◆ **Goal**: Give only the number of lines in the records that include the string "precipitation".

***** Extracted entries

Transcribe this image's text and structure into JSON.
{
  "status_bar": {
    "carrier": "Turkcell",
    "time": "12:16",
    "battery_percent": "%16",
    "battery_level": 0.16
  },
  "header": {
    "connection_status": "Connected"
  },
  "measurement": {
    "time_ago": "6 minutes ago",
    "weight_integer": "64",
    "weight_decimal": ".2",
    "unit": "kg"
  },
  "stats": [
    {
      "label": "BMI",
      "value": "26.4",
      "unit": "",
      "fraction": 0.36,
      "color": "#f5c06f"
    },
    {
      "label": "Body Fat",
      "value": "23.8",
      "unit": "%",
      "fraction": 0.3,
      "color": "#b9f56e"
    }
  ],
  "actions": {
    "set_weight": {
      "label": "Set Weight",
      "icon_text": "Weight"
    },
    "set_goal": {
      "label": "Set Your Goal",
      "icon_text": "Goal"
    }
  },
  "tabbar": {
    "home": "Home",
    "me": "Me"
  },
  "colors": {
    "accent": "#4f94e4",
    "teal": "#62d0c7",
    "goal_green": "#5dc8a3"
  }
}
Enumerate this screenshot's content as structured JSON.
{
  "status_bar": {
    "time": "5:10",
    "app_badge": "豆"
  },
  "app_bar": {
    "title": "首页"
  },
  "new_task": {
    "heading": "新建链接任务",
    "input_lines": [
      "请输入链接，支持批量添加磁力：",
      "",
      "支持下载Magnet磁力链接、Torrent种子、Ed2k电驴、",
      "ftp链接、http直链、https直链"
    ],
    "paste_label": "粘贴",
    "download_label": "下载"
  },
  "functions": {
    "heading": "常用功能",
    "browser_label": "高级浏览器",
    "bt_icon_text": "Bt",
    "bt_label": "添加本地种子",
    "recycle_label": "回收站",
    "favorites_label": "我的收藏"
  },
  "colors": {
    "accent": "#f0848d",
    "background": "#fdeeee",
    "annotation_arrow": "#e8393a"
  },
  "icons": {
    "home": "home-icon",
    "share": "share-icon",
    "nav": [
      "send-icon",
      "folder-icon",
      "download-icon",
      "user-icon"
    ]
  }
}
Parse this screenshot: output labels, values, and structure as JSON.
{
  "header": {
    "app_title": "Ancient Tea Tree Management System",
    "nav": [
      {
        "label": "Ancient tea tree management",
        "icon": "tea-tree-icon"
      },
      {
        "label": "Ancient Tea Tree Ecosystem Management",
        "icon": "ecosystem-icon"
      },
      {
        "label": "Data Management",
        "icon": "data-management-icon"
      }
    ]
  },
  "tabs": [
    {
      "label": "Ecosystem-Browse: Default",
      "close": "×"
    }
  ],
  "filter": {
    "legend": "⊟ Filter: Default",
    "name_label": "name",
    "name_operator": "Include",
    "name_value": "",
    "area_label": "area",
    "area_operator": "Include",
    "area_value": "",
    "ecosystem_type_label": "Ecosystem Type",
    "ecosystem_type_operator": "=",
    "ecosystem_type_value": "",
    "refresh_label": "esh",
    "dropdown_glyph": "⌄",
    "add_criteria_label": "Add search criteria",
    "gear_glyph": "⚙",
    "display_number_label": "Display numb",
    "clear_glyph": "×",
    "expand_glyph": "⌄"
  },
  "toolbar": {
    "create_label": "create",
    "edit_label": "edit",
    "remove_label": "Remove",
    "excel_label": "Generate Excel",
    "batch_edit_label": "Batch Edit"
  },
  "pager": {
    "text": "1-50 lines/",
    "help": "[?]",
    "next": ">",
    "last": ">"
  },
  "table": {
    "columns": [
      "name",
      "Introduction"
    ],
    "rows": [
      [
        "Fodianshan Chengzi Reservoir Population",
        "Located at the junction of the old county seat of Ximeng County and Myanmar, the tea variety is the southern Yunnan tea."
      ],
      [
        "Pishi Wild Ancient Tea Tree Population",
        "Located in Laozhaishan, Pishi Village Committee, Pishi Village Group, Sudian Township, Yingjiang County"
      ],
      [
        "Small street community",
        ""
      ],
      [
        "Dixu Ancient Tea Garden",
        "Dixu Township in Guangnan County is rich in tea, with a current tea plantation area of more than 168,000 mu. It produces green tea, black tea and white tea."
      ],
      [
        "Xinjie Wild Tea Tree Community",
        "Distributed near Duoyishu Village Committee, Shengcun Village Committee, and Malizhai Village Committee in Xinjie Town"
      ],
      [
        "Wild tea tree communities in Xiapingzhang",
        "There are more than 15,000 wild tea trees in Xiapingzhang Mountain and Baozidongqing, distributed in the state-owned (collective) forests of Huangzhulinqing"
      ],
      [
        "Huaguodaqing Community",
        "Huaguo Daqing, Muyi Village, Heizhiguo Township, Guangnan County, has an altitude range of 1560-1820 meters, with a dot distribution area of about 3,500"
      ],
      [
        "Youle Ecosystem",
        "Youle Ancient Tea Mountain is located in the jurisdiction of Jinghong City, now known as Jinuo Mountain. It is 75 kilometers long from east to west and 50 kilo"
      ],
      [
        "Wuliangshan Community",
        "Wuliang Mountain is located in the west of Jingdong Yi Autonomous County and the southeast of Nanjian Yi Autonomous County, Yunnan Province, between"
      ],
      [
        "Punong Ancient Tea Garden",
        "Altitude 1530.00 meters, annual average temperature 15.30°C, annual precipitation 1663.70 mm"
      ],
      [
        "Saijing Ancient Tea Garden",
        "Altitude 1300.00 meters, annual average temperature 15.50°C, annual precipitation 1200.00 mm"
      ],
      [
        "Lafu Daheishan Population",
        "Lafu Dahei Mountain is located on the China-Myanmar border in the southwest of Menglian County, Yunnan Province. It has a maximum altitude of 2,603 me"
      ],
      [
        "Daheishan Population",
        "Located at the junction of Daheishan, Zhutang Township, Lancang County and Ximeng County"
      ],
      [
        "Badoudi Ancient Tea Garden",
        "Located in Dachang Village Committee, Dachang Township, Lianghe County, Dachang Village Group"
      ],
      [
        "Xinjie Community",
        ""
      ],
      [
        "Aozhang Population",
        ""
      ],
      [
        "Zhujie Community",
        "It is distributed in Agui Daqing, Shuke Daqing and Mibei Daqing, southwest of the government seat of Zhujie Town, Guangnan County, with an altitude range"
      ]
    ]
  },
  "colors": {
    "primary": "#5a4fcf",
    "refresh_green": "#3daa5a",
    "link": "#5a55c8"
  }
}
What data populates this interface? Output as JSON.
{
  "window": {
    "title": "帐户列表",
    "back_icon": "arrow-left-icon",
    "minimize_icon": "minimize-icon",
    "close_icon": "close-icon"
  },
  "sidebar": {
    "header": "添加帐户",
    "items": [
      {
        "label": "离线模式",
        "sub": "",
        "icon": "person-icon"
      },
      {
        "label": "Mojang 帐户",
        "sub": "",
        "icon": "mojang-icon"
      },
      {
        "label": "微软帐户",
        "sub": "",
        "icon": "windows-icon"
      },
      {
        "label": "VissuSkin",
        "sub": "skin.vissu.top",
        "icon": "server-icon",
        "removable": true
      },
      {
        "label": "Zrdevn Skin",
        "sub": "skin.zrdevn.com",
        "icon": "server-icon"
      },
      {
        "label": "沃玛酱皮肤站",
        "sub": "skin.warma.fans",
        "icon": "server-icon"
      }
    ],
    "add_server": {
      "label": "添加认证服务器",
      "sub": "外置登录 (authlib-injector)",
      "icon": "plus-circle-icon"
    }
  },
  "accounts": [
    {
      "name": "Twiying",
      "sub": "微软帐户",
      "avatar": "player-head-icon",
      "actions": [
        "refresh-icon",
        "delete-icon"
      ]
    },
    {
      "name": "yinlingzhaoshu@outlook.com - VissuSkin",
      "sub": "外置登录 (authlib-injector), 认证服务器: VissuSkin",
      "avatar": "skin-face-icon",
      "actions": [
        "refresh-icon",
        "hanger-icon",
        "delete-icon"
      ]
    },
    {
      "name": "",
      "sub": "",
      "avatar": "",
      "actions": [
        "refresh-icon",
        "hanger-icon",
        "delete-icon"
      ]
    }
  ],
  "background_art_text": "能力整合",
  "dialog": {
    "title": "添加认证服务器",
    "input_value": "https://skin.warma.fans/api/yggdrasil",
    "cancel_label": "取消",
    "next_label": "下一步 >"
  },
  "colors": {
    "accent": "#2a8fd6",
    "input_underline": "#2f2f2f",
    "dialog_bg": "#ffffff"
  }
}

**********

◆ **Task answer**: 2